> **Requirements**
Copy out every line containing the word "Streikenden".

> **The data**
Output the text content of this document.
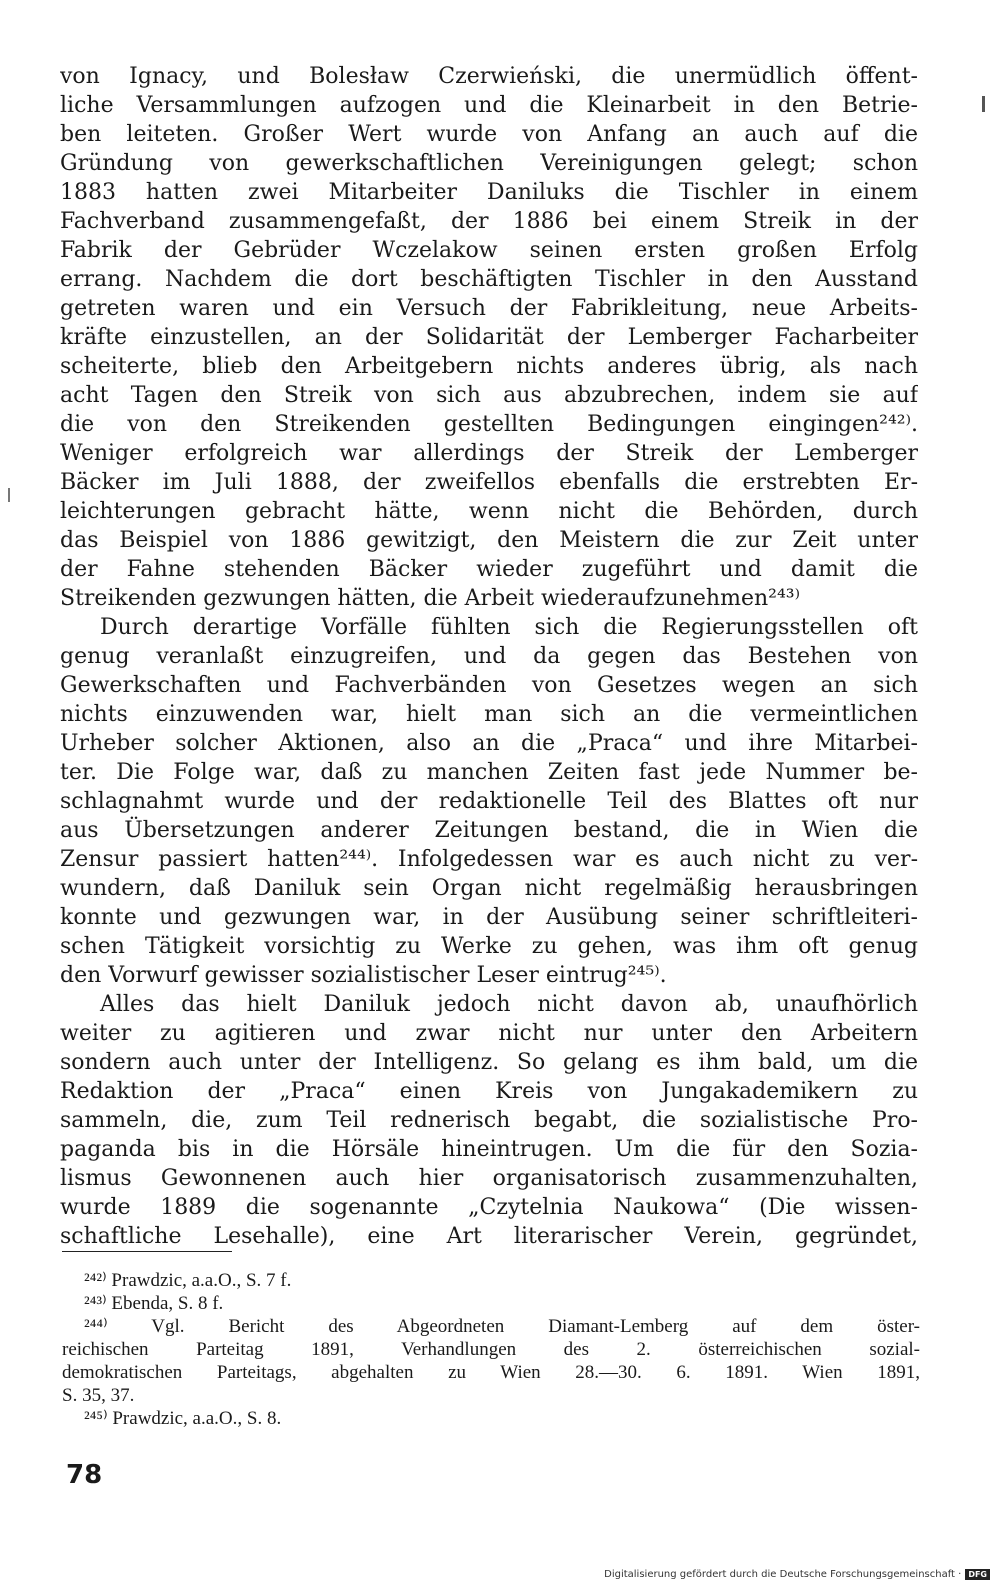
von Ignacy, und Bolesław Czerwieński, die unermüdlich öffent-
liche Versammlungen aufzogen und die Kleinarbeit in den Betrie-
ben leiteten. Großer Wert wurde von Anfang an auch auf die
Gründung von gewerkschaftlichen Vereinigungen gelegt; schon
1883 hatten zwei Mitarbeiter Daniluks die Tischler in einem
Fachverband zusammengefaßt, der 1886 bei einem Streik in der
Fabrik der Gebrüder Wczelakow seinen ersten großen Erfolg
errang. Nachdem die dort beschäftigten Tischler in den Ausstand
getreten waren und ein Versuch der Fabrikleitung, neue Arbeits-
kräfte einzustellen, an der Solidarität der Lemberger Facharbeiter
scheiterte, blieb den Arbeitgebern nichts anderes übrig, als nach
acht Tagen den Streik von sich aus abzubrechen, indem sie auf
die von den Streikenden gestellten Bedingungen eingingen²⁴²⁾.
Weniger erfolgreich war allerdings der Streik der Lemberger
Bäcker im Juli 1888, der zweifellos ebenfalls die erstrebten Er-
leichterungen gebracht hätte, wenn nicht die Behörden, durch
das Beispiel von 1886 gewitzigt, den Meistern die zur Zeit unter
der Fahne stehenden Bäcker wieder zugeführt und damit die
Streikenden gezwungen hätten, die Arbeit wiederaufzunehmen²⁴³⁾
Durch derartige Vorfälle fühlten sich die Regierungsstellen oft
genug veranlaßt einzugreifen, und da gegen das Bestehen von
Gewerkschaften und Fachverbänden von Gesetzes wegen an sich
nichts einzuwenden war, hielt man sich an die vermeintlichen
Urheber solcher Aktionen, also an die „Praca“ und ihre Mitarbei-
ter. Die Folge war, daß zu manchen Zeiten fast jede Nummer be-
schlagnahmt wurde und der redaktionelle Teil des Blattes oft nur
aus Übersetzungen anderer Zeitungen bestand, die in Wien die
Zensur passiert hatten²⁴⁴⁾. Infolgedessen war es auch nicht zu ver-
wundern, daß Daniluk sein Organ nicht regelmäßig herausbringen
konnte und gezwungen war, in der Ausübung seiner schriftleiteri-
schen Tätigkeit vorsichtig zu Werke zu gehen, was ihm oft genug
den Vorwurf gewisser sozialistischer Leser eintrug²⁴⁵⁾.
Alles das hielt Daniluk jedoch nicht davon ab, unaufhörlich
weiter zu agitieren und zwar nicht nur unter den Arbeitern
sondern auch unter der Intelligenz. So gelang es ihm bald, um die
Redaktion der „Praca“ einen Kreis von Jungakademikern zu
sammeln, die, zum Teil rednerisch begabt, die sozialistische Pro-
paganda bis in die Hörsäle hineintrugen. Um die für den Sozia-
lismus Gewonnenen auch hier organisatorisch zusammenzuhalten,
wurde 1889 die sogenannte „Czytelnia Naukowa“ (Die wissen-
schaftliche Lesehalle), eine Art literarischer Verein, gegründet,
²⁴²⁾ Prawdzic, a.a.O., S. 7 f.
²⁴³⁾ Ebenda, S. 8 f.
²⁴⁴⁾ Vgl. Bericht des Abgeordneten Diamant-Lemberg auf dem öster-
reichischen Parteitag 1891, Verhandlungen des 2. österreichischen sozial-
demokratischen Parteitags, abgehalten zu Wien 28.—30. 6. 1891. Wien 1891,
S. 35, 37.
²⁴⁵⁾ Prawdzic, a.a.O., S. 8.
78
Digitalisierung gefördert durch die Deutsche Forschungsgemeinschaft · DFG
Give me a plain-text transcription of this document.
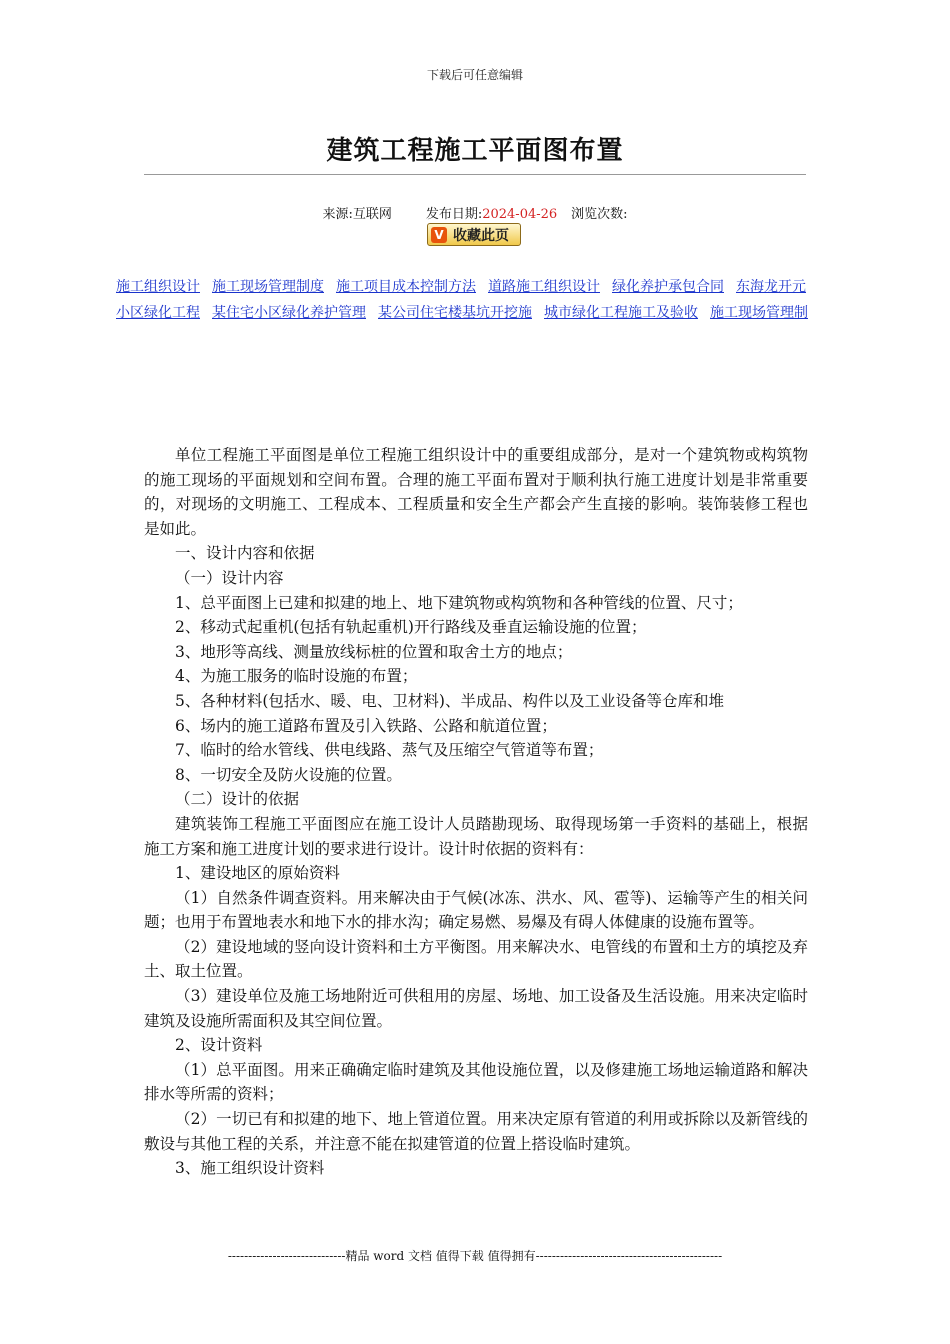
下载后可任意编辑
建筑工程施工平面图布置
来源:互联网	发布日期:2024-04-26 浏览次数:
V 收藏此页
施工组织设计 施工现场管理制度 施工项目成本控制方法 道路施工组织设计 绿化养护承包合同 东海龙开元
小区绿化工程 某住宅小区绿化养护管理 某公司住宅楼基坑开挖施 城市绿化工程施工及验收 施工现场管理制

单位工程施工平面图是单位工程施工组织设计中的重要组成部分，是对一个建筑物或构筑物的施工现场的平面规划和空间布置。合理的施工平面布置对于顺利执行施工进度计划是非常重要的，对现场的文明施工、工程成本、工程质量和安全生产都会产生直接的影响。装饰装修工程也是如此。

一、设计内容和依据

（一）设计内容

1、总平面图上已建和拟建的地上、地下建筑物或构筑物和各种管线的位置、尺寸；

2、移动式起重机(包括有轨起重机)开行路线及垂直运输设施的位置；

3、地形等高线、测量放线标桩的位置和取舍土方的地点；

4、为施工服务的临时设施的布置；

5、各种材料(包括水、暖、电、卫材料)、半成品、构件以及工业设备等仓库和堆

6、场内的施工道路布置及引入铁路、公路和航道位置；

7、临时的给水管线、供电线路、蒸气及压缩空气管道等布置；

8、一切安全及防火设施的位置。

（二）设计的依据

建筑装饰工程施工平面图应在施工设计人员踏勘现场、取得现场第一手资料的基础上，根据施工方案和施工进度计划的要求进行设计。设计时依据的资料有：

1、建设地区的原始资料

（1）自然条件调查资料。用来解决由于气候(冰冻、洪水、风、雹等)、运输等产生的相关问题；也用于布置地表水和地下水的排水沟；确定易燃、易爆及有碍人体健康的设施布置等。

（2）建设地域的竖向设计资料和土方平衡图。用来解决水、电管线的布置和土方的填挖及弃土、取土位置。

（3）建设单位及施工场地附近可供租用的房屋、场地、加工设备及生活设施。用来决定临时建筑及设施所需面积及其空间位置。

2、设计资料

（1）总平面图。用来正确确定临时建筑及其他设施位置，以及修建施工场地运输道路和解决排水等所需的资料；

（2）一切已有和拟建的地下、地上管道位置。用来决定原有管道的利用或拆除以及新管线的敷设与其他工程的关系，并注意不能在拟建管道的位置上搭设临时建筑。

3、施工组织设计资料

-----------------------------精品 word 文档 值得下载 值得拥有----------------------------------------------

> **Written reply**
die von den Streikenden gestellten Bedingungen eingingen²⁴²⁾.
Streikenden gezwungen hätten, die Arbeit wiederaufzunehmen²⁴³⁾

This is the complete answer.